*The request:*
Search the material for the string "SOBRELOSA", then report how many lines hold it, with no other text.

Collection entries

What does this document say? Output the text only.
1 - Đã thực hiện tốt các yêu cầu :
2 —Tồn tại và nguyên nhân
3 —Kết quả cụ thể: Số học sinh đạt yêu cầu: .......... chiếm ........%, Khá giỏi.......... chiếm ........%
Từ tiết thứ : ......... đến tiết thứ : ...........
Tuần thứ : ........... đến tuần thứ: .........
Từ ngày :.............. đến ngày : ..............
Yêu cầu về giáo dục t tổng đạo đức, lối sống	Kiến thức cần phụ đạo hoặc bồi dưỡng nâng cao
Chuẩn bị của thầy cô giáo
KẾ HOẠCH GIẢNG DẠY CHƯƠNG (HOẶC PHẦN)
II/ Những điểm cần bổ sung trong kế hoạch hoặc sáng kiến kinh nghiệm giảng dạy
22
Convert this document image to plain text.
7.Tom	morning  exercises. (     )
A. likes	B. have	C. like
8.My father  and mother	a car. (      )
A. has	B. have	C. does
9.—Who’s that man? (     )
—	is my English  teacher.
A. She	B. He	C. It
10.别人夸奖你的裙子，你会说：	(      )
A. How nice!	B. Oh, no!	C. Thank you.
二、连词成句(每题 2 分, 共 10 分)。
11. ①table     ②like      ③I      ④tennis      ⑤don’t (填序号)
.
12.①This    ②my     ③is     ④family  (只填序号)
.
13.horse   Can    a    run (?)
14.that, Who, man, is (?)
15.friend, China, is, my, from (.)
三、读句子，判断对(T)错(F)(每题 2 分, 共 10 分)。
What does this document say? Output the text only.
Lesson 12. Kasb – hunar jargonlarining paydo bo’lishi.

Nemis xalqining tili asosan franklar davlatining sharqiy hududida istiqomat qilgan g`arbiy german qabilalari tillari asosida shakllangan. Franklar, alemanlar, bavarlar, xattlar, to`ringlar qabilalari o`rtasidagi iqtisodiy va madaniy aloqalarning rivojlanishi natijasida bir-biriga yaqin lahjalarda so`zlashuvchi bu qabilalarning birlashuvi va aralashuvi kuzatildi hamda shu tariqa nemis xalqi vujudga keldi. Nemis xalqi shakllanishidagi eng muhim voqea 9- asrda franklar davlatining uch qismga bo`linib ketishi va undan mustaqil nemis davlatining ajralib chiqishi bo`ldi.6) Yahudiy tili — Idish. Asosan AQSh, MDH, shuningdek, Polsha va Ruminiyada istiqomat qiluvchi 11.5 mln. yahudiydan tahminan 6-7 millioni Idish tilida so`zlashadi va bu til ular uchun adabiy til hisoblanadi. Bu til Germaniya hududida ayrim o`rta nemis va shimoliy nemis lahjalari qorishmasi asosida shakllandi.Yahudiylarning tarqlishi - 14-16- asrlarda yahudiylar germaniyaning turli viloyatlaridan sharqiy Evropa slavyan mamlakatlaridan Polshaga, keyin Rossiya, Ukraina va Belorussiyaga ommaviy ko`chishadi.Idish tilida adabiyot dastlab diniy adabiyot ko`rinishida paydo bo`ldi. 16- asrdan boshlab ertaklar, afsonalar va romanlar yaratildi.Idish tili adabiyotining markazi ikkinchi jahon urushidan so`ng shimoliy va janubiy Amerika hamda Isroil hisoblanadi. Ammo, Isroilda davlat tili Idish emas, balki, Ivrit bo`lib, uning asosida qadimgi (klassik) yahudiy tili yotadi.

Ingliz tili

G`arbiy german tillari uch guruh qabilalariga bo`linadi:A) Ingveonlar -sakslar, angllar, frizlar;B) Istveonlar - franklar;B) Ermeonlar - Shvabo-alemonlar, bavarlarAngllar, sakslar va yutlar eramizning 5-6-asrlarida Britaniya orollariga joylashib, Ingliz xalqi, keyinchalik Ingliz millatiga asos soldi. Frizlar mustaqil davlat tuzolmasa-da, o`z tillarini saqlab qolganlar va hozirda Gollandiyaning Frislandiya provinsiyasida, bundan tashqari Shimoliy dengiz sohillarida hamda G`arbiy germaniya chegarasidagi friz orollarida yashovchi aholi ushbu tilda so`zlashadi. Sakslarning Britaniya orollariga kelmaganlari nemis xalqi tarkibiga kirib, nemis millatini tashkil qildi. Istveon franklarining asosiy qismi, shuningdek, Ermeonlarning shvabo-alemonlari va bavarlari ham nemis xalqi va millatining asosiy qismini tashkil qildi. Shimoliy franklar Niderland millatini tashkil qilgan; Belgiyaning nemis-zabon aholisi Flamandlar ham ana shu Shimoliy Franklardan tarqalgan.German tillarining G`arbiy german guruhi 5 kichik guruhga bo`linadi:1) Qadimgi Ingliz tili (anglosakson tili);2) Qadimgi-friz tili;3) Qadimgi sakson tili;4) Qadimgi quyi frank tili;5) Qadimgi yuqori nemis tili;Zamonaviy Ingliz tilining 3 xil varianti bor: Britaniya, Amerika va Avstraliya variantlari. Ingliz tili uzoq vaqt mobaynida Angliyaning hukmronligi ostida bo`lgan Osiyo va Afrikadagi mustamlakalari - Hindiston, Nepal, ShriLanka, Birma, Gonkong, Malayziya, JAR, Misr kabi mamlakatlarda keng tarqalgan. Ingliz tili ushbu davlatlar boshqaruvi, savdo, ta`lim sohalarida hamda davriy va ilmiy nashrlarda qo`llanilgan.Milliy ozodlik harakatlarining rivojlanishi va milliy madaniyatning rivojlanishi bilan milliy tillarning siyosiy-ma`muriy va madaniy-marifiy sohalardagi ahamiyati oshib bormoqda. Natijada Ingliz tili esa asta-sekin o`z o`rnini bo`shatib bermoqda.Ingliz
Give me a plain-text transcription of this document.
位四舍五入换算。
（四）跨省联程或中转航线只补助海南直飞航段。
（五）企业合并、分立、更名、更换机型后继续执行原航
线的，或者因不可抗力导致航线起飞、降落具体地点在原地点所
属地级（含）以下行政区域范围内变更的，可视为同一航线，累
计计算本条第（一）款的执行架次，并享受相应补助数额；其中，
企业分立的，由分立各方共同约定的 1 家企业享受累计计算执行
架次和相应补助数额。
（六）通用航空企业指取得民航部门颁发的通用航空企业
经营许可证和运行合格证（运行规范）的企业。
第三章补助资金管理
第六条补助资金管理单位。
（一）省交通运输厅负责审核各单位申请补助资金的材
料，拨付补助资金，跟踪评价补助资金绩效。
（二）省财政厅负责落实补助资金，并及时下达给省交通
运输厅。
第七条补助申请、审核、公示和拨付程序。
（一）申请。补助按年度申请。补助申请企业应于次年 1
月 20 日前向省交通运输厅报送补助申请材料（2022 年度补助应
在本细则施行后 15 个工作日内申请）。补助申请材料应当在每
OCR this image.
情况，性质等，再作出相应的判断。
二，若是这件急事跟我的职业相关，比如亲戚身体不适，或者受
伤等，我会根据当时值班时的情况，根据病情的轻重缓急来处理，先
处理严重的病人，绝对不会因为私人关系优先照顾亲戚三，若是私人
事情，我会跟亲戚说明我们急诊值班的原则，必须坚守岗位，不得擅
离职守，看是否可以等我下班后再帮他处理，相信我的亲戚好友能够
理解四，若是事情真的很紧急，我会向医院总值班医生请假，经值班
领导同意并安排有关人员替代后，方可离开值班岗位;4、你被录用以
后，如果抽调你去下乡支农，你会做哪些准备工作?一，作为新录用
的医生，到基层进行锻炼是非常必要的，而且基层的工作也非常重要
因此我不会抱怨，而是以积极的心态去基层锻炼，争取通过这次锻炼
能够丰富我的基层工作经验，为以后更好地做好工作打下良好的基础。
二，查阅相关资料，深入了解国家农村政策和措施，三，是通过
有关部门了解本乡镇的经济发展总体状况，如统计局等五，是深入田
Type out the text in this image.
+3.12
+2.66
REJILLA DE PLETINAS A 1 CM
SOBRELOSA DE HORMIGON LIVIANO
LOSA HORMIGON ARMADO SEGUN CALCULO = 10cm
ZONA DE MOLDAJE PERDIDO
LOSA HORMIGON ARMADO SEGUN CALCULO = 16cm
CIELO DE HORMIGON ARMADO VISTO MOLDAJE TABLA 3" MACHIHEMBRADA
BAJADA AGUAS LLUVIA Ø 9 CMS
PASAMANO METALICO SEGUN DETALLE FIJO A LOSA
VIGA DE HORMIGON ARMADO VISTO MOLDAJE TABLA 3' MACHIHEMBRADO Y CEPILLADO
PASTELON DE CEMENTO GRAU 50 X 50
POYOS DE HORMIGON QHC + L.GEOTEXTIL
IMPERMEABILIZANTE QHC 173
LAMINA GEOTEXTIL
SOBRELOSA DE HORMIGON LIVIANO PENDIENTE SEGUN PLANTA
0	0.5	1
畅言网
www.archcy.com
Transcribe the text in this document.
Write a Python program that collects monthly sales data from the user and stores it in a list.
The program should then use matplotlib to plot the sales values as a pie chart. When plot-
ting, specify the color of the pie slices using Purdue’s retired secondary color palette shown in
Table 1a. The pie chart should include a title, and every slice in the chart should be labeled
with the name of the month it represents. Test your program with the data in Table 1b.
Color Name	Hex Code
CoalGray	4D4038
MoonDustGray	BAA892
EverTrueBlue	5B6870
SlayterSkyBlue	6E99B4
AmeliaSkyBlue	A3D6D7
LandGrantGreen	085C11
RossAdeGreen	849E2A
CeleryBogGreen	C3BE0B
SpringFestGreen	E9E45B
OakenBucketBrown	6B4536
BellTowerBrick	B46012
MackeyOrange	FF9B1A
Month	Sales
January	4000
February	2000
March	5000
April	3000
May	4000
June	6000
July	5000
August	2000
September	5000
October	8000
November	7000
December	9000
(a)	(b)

*Answer:*
2